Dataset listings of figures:
********

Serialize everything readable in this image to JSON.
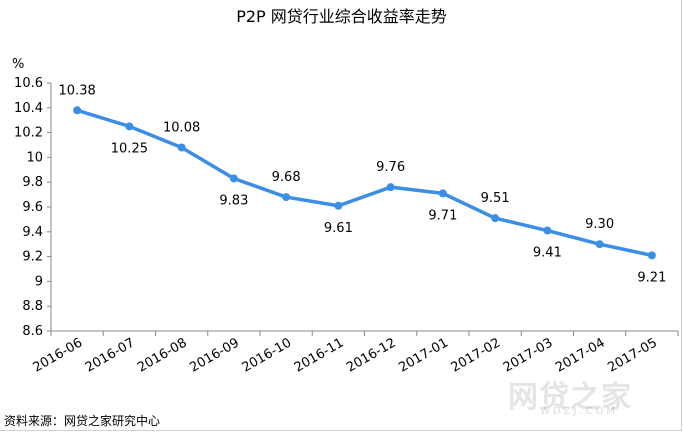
{
  "chart_data": {
    "type": "line",
    "title": "P2P 网贷行业综合收益率走势",
    "ylabel": "%",
    "xlabel": "",
    "categories": [
      "2016-06",
      "2016-07",
      "2016-08",
      "2016-09",
      "2016-10",
      "2016-11",
      "2016-12",
      "2017-01",
      "2017-02",
      "2017-03",
      "2017-04",
      "2017-05"
    ],
    "series": [
      {
        "values": [
          10.38,
          10.25,
          10.08,
          9.83,
          9.68,
          9.61,
          9.76,
          9.71,
          9.51,
          9.41,
          9.3,
          9.21
        ]
      }
    ],
    "data_labels": [
      "10.38",
      "10.25",
      "10.08",
      "9.83",
      "9.68",
      "9.61",
      "9.76",
      "9.71",
      "9.51",
      "9.41",
      "9.30",
      "9.21"
    ],
    "ylim": [
      8.6,
      10.6
    ],
    "yticks": [
      "8.6",
      "8.8",
      "9",
      "9.2",
      "9.4",
      "9.6",
      "9.8",
      "10",
      "10.2",
      "10.4",
      "10.6"
    ],
    "grid": false,
    "line_color": "#3a8ee6"
  },
  "source": "资料来源：网贷之家研究中心",
  "watermark": "网贷之家",
  "watermark_sub": "WDZJ.COM"
}
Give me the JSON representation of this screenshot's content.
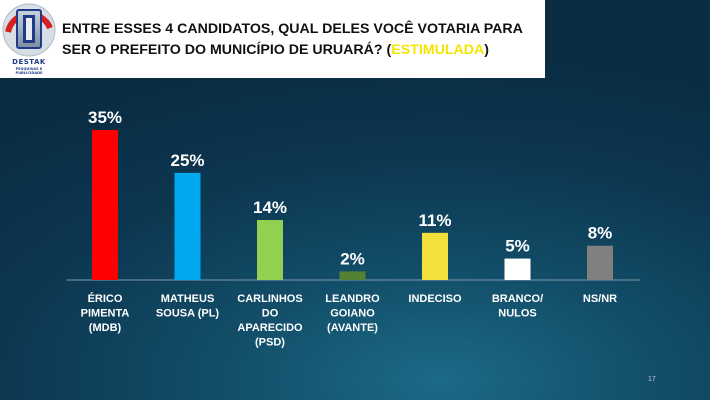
{
  "header": {
    "title_main": "ENTRE ESSES 4 CANDIDATOS, QUAL DELES VOCÊ VOTARIA PARA SER O PREFEITO DO MUNICÍPIO DE URUARÁ? (",
    "title_accent": "ESTIMULADA",
    "title_close": ")",
    "logo_name": "DESTAK",
    "logo_subtitle": "PESQUISAS E PUBLICIDADE"
  },
  "page_number": "17",
  "colors": {
    "title_accent": "#f4e400",
    "bars": [
      "#ff0000",
      "#00a8ef",
      "#92d050",
      "#548235",
      "#f4e03c",
      "#ffffff",
      "#808080"
    ]
  },
  "chart_data": {
    "type": "bar",
    "categories": [
      [
        "ÉRICO",
        "PIMENTA",
        "(MDB)"
      ],
      [
        "MATHEUS",
        "SOUSA (PL)"
      ],
      [
        "CARLINHOS",
        "DO",
        "APARECIDO",
        "(PSD)"
      ],
      [
        "LEANDRO",
        "GOIANO",
        "(AVANTE)"
      ],
      [
        "INDECISO"
      ],
      [
        "BRANCO/",
        "NULOS"
      ],
      [
        "NS/NR"
      ]
    ],
    "values": [
      35,
      25,
      14,
      2,
      11,
      5,
      8
    ],
    "data_labels": [
      "35%",
      "25%",
      "14%",
      "2%",
      "11%",
      "5%",
      "8%"
    ],
    "ylim": [
      0,
      35
    ],
    "grid": false,
    "legend": "none"
  }
}
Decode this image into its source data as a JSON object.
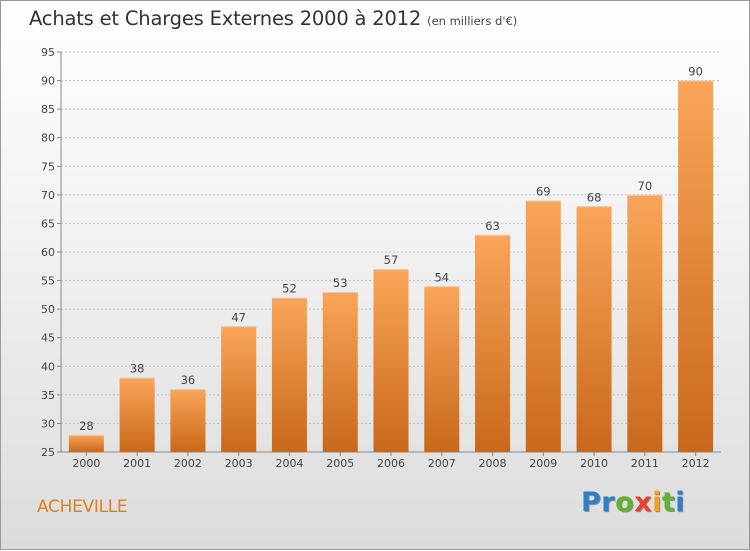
{
  "title": "Achats et Charges Externes 2000 à 2012",
  "unit": "(en milliers d'€)",
  "commune": "ACHEVILLE",
  "logo": {
    "letters": [
      "P",
      "r",
      "o",
      "x",
      "i",
      "t",
      "i"
    ],
    "colors": [
      "#2e7fc9",
      "#2e7fc9",
      "#5fb330",
      "#e8412c",
      "#f2a21c",
      "#5fb330",
      "#2e7fc9"
    ]
  },
  "colors": {
    "bar_top": "#f9a559",
    "bar_bottom": "#c9681a",
    "axis": "#888888",
    "grid": "#bdbdbd",
    "text": "#444444"
  },
  "chart_data": {
    "type": "bar",
    "categories": [
      "2000",
      "2001",
      "2002",
      "2003",
      "2004",
      "2005",
      "2006",
      "2007",
      "2008",
      "2009",
      "2010",
      "2011",
      "2012"
    ],
    "values": [
      28,
      38,
      36,
      47,
      52,
      53,
      57,
      54,
      63,
      69,
      68,
      70,
      90
    ],
    "ylim": [
      25,
      95
    ],
    "yticks": [
      25,
      30,
      35,
      40,
      45,
      50,
      55,
      60,
      65,
      70,
      75,
      80,
      85,
      90,
      95
    ],
    "grid": true,
    "data_labels": true
  }
}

********

Pull out every line in the data above that has the word "JSON".

Serialize everything readable in this image to JSON.
Give me the JSON representation of this screenshot's content.
Decode this image into its source data as a JSON object.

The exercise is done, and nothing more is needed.